What to work on:
Return all lines where the word "Waste" can be found.

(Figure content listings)
>>>>>

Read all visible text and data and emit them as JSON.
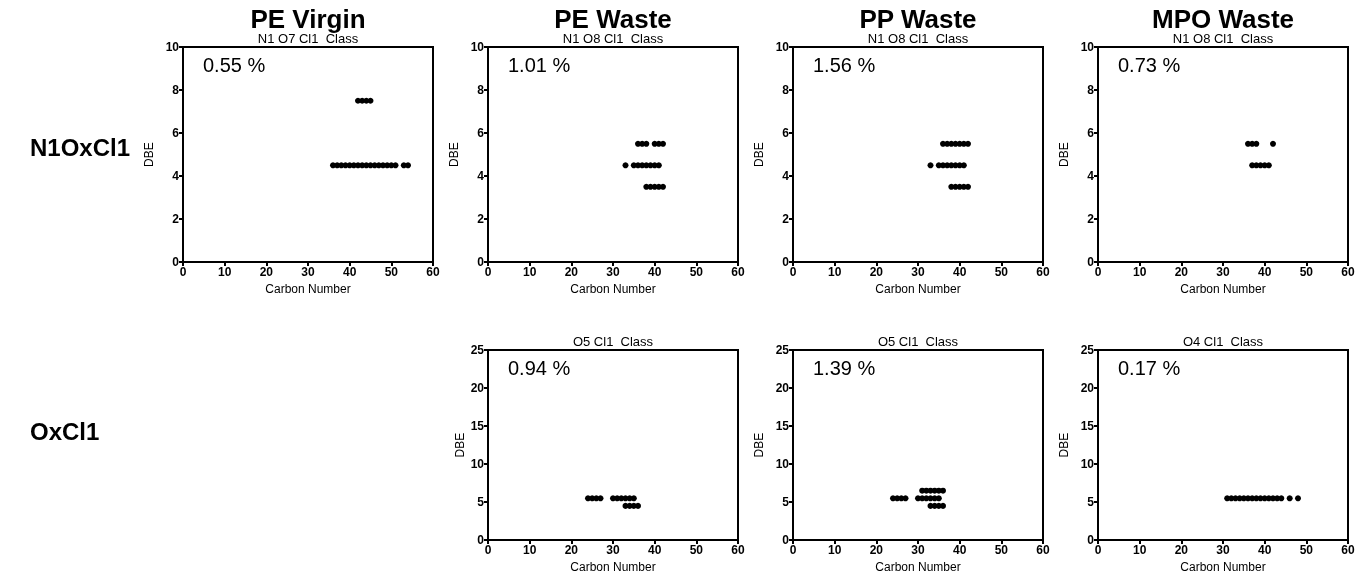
{
  "chart_data": [
    {
      "type": "scatter",
      "marker": "circle",
      "title": "PE Virgin",
      "subtitle": "N1 O7 Cl1  Class",
      "annotations": [
        "0.55 %",
        "N1OxCl1"
      ],
      "xlabel": "Carbon Number",
      "ylabel": "DBE",
      "xlim": [
        0,
        60
      ],
      "xticks": [
        0,
        10,
        20,
        30,
        40,
        50,
        60
      ],
      "ylim": [
        0,
        10
      ],
      "yticks": [
        0,
        2,
        4,
        6,
        8,
        10
      ],
      "series": [
        {
          "color": "#000000",
          "x": [
            36,
            37,
            38,
            39,
            40,
            41,
            42,
            43,
            44,
            45,
            46,
            47,
            48,
            49,
            50,
            51,
            53,
            54,
            42,
            43,
            44,
            45
          ],
          "values": [
            4.5,
            4.5,
            4.5,
            4.5,
            4.5,
            4.5,
            4.5,
            4.5,
            4.5,
            4.5,
            4.5,
            4.5,
            4.5,
            4.5,
            4.5,
            4.5,
            4.5,
            4.5,
            7.5,
            7.5,
            7.5,
            7.5
          ]
        }
      ]
    },
    {
      "type": "scatter",
      "marker": "circle",
      "title": "PE Waste",
      "subtitle": "N1 O8 Cl1  Class",
      "annotations": [
        "1.01 %"
      ],
      "xlabel": "Carbon Number",
      "ylabel": "DBE",
      "xlim": [
        0,
        60
      ],
      "xticks": [
        0,
        10,
        20,
        30,
        40,
        50,
        60
      ],
      "ylim": [
        0,
        10
      ],
      "yticks": [
        0,
        2,
        4,
        6,
        8,
        10
      ],
      "series": [
        {
          "color": "#000000",
          "x": [
            36,
            37,
            38,
            40,
            41,
            42,
            33,
            35,
            36,
            37,
            38,
            39,
            40,
            41,
            38,
            39,
            40,
            41,
            42
          ],
          "values": [
            5.5,
            5.5,
            5.5,
            5.5,
            5.5,
            5.5,
            4.5,
            4.5,
            4.5,
            4.5,
            4.5,
            4.5,
            4.5,
            4.5,
            3.5,
            3.5,
            3.5,
            3.5,
            3.5
          ]
        }
      ]
    },
    {
      "type": "scatter",
      "marker": "circle",
      "title": "PP Waste",
      "subtitle": "N1 O8 Cl1  Class",
      "annotations": [
        "1.56 %"
      ],
      "xlabel": "Carbon Number",
      "ylabel": "DBE",
      "xlim": [
        0,
        60
      ],
      "xticks": [
        0,
        10,
        20,
        30,
        40,
        50,
        60
      ],
      "ylim": [
        0,
        10
      ],
      "yticks": [
        0,
        2,
        4,
        6,
        8,
        10
      ],
      "series": [
        {
          "color": "#000000",
          "x": [
            36,
            37,
            38,
            39,
            40,
            41,
            42,
            33,
            35,
            36,
            37,
            38,
            39,
            40,
            41,
            38,
            39,
            40,
            41,
            42
          ],
          "values": [
            5.5,
            5.5,
            5.5,
            5.5,
            5.5,
            5.5,
            5.5,
            4.5,
            4.5,
            4.5,
            4.5,
            4.5,
            4.5,
            4.5,
            4.5,
            3.5,
            3.5,
            3.5,
            3.5,
            3.5
          ]
        }
      ]
    },
    {
      "type": "scatter",
      "marker": "circle",
      "title": "MPO Waste",
      "subtitle": "N1 O8 Cl1  Class",
      "annotations": [
        "0.73 %"
      ],
      "xlabel": "Carbon Number",
      "ylabel": "DBE",
      "xlim": [
        0,
        60
      ],
      "xticks": [
        0,
        10,
        20,
        30,
        40,
        50,
        60
      ],
      "ylim": [
        0,
        10
      ],
      "yticks": [
        0,
        2,
        4,
        6,
        8,
        10
      ],
      "series": [
        {
          "color": "#000000",
          "x": [
            36,
            37,
            38,
            42,
            37,
            38,
            39,
            40,
            41
          ],
          "values": [
            5.5,
            5.5,
            5.5,
            5.5,
            4.5,
            4.5,
            4.5,
            4.5,
            4.5
          ]
        }
      ]
    },
    {
      "type": "scatter",
      "marker": "circle",
      "subtitle": "O5 Cl1  Class",
      "annotations": [
        "0.94 %",
        "OxCl1"
      ],
      "xlabel": "Carbon Number",
      "ylabel": "DBE",
      "xlim": [
        0,
        60
      ],
      "xticks": [
        0,
        10,
        20,
        30,
        40,
        50,
        60
      ],
      "ylim": [
        0,
        25
      ],
      "yticks": [
        0,
        5,
        10,
        15,
        20,
        25
      ],
      "series": [
        {
          "color": "#000000",
          "x": [
            24,
            25,
            26,
            27,
            30,
            31,
            32,
            33,
            34,
            35,
            33,
            34,
            35,
            36
          ],
          "values": [
            5.5,
            5.5,
            5.5,
            5.5,
            5.5,
            5.5,
            5.5,
            5.5,
            5.5,
            5.5,
            4.5,
            4.5,
            4.5,
            4.5
          ]
        }
      ]
    },
    {
      "type": "scatter",
      "marker": "circle",
      "subtitle": "O5 Cl1  Class",
      "annotations": [
        "1.39 %"
      ],
      "xlabel": "Carbon Number",
      "ylabel": "DBE",
      "xlim": [
        0,
        60
      ],
      "xticks": [
        0,
        10,
        20,
        30,
        40,
        50,
        60
      ],
      "ylim": [
        0,
        25
      ],
      "yticks": [
        0,
        5,
        10,
        15,
        20,
        25
      ],
      "series": [
        {
          "color": "#000000",
          "x": [
            31,
            32,
            33,
            34,
            35,
            36,
            24,
            25,
            26,
            27,
            30,
            31,
            32,
            33,
            34,
            35,
            33,
            34,
            35,
            36
          ],
          "values": [
            6.5,
            6.5,
            6.5,
            6.5,
            6.5,
            6.5,
            5.5,
            5.5,
            5.5,
            5.5,
            5.5,
            5.5,
            5.5,
            5.5,
            5.5,
            5.5,
            4.5,
            4.5,
            4.5,
            4.5
          ]
        }
      ]
    },
    {
      "type": "scatter",
      "marker": "circle",
      "subtitle": "O4 Cl1  Class",
      "annotations": [
        "0.17 %"
      ],
      "xlabel": "Carbon Number",
      "ylabel": "DBE",
      "xlim": [
        0,
        60
      ],
      "xticks": [
        0,
        10,
        20,
        30,
        40,
        50,
        60
      ],
      "ylim": [
        0,
        25
      ],
      "yticks": [
        0,
        5,
        10,
        15,
        20,
        25
      ],
      "series": [
        {
          "color": "#000000",
          "x": [
            31,
            32,
            33,
            34,
            35,
            36,
            37,
            38,
            39,
            40,
            41,
            42,
            43,
            44,
            46,
            48
          ],
          "values": [
            5.5,
            5.5,
            5.5,
            5.5,
            5.5,
            5.5,
            5.5,
            5.5,
            5.5,
            5.5,
            5.5,
            5.5,
            5.5,
            5.5,
            5.5,
            5.5
          ]
        }
      ]
    }
  ]
}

<<<<<

Reply to the task:
      "title": "PE Waste",
      "title": "PP Waste",
      "title": "MPO Waste",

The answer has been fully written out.